● DATASET ENTRIES:
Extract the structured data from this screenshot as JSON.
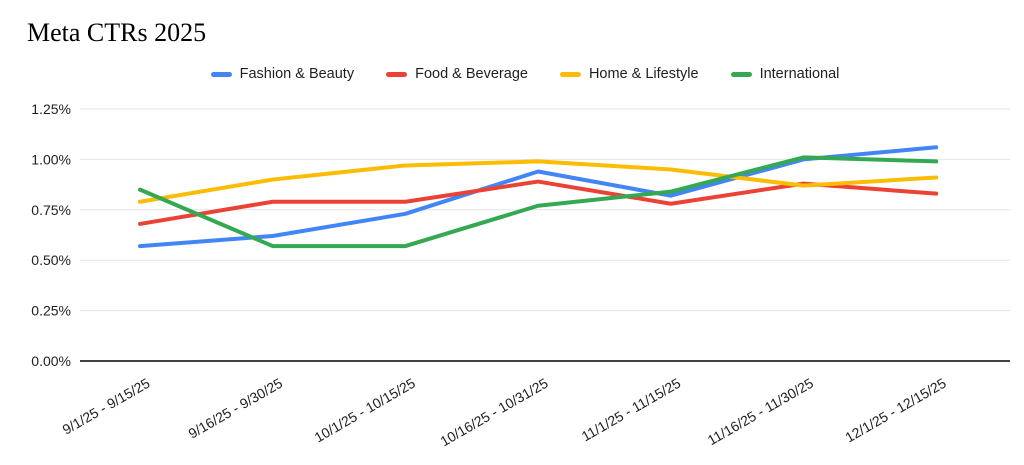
{
  "chart_data": {
    "type": "line",
    "title": "Meta CTRs 2025",
    "categories": [
      "9/1/25 - 9/15/25",
      "9/16/25 - 9/30/25",
      "10/1/25 - 10/15/25",
      "10/16/25 - 10/31/25",
      "11/1/25 - 11/15/25",
      "11/16/25 - 11/30/25",
      "12/1/25 - 12/15/25"
    ],
    "series": [
      {
        "name": "Fashion & Beauty",
        "color": "#4285F4",
        "values": [
          0.57,
          0.62,
          0.73,
          0.94,
          0.82,
          1.0,
          1.06
        ]
      },
      {
        "name": "Food & Beverage",
        "color": "#EA4335",
        "values": [
          0.68,
          0.79,
          0.79,
          0.89,
          0.78,
          0.88,
          0.83
        ]
      },
      {
        "name": "Home & Lifestyle",
        "color": "#FBBC04",
        "values": [
          0.79,
          0.9,
          0.97,
          0.99,
          0.95,
          0.87,
          0.91
        ]
      },
      {
        "name": "International",
        "color": "#34A853",
        "values": [
          0.85,
          0.57,
          0.57,
          0.77,
          0.84,
          1.01,
          0.99
        ]
      }
    ],
    "y_ticks": [
      {
        "label": "0.00%",
        "value": 0
      },
      {
        "label": "0.25%",
        "value": 0.25
      },
      {
        "label": "0.50%",
        "value": 0.5
      },
      {
        "label": "0.75%",
        "value": 0.75
      },
      {
        "label": "1.00%",
        "value": 1
      },
      {
        "label": "1.25%",
        "value": 1.25
      }
    ],
    "ylim": [
      0,
      1.25
    ],
    "unit": "%",
    "grid": true,
    "legend_position": "top",
    "x_label_rotation_deg": -30
  },
  "colors": {
    "background": "#ffffff",
    "grid": "#e6e6e6",
    "axis": "#424242",
    "text": "#1f1f1f",
    "title_text": "#000000"
  }
}
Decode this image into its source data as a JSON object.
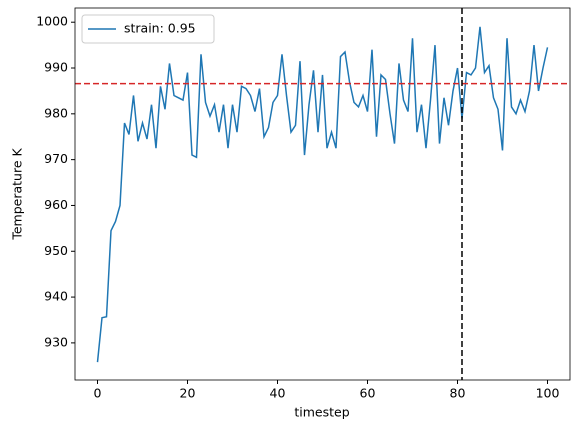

● BRIEF: Write the material out again exactly as it appears, dropping the pictures.

● COMPLETE ANSWER:
Extract the structured data from this screenshot as JSON.
{
  "chart_data": {
    "type": "line",
    "title": "Meta CTRs 2025",
    "categories": [
      "9/1/25 - 9/15/25",
      "9/16/25 - 9/30/25",
      "10/1/25 - 10/15/25",
      "10/16/25 - 10/31/25",
      "11/1/25 - 11/15/25",
      "11/16/25 - 11/30/25",
      "12/1/25 - 12/15/25"
    ],
    "series": [
      {
        "name": "Fashion & Beauty",
        "color": "#4285F4",
        "values": [
          0.57,
          0.62,
          0.73,
          0.94,
          0.82,
          1.0,
          1.06
        ]
      },
      {
        "name": "Food & Beverage",
        "color": "#EA4335",
        "values": [
          0.68,
          0.79,
          0.79,
          0.89,
          0.78,
          0.88,
          0.83
        ]
      },
      {
        "name": "Home & Lifestyle",
        "color": "#FBBC04",
        "values": [
          0.79,
          0.9,
          0.97,
          0.99,
          0.95,
          0.87,
          0.91
        ]
      },
      {
        "name": "International",
        "color": "#34A853",
        "values": [
          0.85,
          0.57,
          0.57,
          0.77,
          0.84,
          1.01,
          0.99
        ]
      }
    ],
    "y_ticks": [
      {
        "label": "0.00%",
        "value": 0
      },
      {
        "label": "0.25%",
        "value": 0.25
      },
      {
        "label": "0.50%",
        "value": 0.5
      },
      {
        "label": "0.75%",
        "value": 0.75
      },
      {
        "label": "1.00%",
        "value": 1
      },
      {
        "label": "1.25%",
        "value": 1.25
      }
    ],
    "ylim": [
      0,
      1.25
    ],
    "unit": "%",
    "grid": true,
    "legend_position": "top",
    "x_label_rotation_deg": -30
  },
  "colors": {
    "background": "#ffffff",
    "grid": "#e6e6e6",
    "axis": "#424242",
    "text": "#1f1f1f",
    "title_text": "#000000"
  }
}
Decode this image into its source data as a JSON object.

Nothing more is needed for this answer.